-- Task statement --
Search the data below for the word "this" and copy each line that holds it.

╭──

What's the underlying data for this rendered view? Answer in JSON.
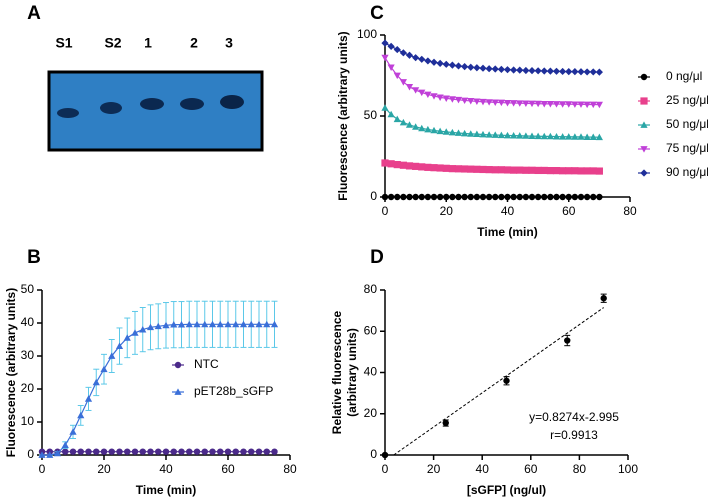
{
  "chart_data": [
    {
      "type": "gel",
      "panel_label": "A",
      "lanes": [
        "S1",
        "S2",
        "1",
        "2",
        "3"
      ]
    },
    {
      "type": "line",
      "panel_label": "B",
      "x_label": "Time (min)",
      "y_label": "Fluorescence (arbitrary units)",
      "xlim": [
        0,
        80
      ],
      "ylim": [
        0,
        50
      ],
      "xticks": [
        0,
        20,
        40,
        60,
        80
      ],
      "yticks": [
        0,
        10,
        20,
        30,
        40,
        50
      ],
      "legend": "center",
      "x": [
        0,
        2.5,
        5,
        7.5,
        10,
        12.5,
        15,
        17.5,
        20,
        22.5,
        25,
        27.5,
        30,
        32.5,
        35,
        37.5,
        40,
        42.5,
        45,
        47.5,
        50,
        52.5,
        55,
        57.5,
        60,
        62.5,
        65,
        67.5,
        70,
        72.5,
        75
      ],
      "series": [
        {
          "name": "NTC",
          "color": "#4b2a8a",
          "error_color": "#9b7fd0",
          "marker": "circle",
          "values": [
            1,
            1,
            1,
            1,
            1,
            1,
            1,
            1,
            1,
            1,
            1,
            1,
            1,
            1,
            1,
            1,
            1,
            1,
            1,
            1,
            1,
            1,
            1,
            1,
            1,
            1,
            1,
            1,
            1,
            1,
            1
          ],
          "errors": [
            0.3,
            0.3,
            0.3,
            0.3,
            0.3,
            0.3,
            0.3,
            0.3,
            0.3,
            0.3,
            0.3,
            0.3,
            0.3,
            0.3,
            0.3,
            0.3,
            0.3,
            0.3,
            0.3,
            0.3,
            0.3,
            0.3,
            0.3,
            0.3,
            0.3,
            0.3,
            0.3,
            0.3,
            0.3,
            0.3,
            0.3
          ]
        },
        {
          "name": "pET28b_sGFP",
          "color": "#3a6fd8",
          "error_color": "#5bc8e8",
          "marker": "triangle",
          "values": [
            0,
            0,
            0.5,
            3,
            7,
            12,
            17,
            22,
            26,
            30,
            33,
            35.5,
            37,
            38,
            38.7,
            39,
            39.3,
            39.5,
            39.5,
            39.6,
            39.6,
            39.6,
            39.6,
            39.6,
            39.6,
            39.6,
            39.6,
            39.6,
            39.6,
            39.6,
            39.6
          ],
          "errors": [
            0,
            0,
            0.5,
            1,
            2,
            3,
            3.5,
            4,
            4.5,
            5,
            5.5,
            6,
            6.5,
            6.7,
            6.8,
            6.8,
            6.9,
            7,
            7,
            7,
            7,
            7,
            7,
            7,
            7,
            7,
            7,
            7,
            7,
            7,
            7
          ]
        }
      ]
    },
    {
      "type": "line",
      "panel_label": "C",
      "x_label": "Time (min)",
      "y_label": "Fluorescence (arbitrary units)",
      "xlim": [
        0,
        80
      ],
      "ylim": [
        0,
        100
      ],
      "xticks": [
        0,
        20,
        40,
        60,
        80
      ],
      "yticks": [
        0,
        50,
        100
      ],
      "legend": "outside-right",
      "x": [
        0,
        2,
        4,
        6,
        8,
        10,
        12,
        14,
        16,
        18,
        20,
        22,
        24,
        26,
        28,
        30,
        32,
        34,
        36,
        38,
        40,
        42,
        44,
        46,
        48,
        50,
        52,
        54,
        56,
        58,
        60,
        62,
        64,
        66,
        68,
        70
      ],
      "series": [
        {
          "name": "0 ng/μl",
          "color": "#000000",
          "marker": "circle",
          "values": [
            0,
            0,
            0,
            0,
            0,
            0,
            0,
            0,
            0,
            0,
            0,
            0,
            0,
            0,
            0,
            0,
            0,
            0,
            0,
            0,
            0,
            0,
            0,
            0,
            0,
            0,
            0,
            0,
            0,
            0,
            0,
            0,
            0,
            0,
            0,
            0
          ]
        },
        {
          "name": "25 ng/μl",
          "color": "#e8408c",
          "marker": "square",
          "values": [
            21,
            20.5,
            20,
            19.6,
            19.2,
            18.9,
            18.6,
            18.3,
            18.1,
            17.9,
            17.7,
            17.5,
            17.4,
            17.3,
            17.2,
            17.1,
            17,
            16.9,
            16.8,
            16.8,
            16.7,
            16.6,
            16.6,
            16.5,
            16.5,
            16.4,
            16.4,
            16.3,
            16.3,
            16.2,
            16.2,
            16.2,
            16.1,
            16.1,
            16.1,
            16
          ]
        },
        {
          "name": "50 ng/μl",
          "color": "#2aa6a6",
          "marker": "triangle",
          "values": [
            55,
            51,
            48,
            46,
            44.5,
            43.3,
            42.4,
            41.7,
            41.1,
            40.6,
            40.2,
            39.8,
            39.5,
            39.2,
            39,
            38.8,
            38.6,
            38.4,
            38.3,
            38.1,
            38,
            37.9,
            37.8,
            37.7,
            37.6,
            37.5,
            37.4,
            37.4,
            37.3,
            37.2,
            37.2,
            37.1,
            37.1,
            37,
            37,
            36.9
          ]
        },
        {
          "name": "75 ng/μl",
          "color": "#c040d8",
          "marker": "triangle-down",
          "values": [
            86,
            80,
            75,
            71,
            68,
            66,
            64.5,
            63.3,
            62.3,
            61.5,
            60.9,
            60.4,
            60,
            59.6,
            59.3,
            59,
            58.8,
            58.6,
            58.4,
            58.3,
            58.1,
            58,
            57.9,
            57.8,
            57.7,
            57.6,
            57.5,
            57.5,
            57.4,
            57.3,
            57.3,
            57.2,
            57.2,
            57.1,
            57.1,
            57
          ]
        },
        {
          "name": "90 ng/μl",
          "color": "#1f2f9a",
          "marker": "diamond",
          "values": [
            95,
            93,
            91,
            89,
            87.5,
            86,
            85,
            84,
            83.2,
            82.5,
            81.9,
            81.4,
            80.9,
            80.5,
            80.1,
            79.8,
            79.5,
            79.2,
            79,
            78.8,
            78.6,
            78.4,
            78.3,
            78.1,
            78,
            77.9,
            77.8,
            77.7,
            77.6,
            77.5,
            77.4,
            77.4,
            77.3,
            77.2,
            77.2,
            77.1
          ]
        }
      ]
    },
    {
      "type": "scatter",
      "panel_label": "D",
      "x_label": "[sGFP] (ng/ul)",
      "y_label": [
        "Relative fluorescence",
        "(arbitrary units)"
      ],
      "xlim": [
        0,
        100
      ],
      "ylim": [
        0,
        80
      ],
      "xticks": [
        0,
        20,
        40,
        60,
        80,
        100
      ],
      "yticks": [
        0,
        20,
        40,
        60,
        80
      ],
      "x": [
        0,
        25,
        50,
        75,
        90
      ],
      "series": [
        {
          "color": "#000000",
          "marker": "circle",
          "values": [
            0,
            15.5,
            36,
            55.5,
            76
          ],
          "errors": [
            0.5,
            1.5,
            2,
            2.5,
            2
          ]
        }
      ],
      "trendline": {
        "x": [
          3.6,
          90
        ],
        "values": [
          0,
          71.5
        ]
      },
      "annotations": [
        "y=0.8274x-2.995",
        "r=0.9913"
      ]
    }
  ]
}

╰──
╭──

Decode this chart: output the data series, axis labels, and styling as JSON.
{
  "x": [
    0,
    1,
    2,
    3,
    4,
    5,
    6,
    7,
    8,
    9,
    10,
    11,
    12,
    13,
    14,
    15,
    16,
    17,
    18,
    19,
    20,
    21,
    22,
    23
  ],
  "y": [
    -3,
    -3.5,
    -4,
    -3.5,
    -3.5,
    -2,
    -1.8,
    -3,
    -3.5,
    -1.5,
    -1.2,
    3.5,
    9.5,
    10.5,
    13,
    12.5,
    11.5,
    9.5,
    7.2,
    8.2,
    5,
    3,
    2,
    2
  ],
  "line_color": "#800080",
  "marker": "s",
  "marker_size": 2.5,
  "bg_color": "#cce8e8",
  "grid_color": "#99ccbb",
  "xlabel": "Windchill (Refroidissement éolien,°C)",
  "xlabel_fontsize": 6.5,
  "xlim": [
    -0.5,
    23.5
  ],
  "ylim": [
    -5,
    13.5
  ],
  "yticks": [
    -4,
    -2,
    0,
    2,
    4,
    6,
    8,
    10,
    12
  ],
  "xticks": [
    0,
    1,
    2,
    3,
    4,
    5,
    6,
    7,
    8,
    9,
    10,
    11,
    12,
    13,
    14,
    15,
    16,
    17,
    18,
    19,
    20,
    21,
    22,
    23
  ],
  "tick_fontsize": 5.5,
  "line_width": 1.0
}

╰──

-- Correct output --
What's the underlying data for this rendered view? Answer in JSON.
Decode this chart: output the data series, axis labels, and styling as JSON.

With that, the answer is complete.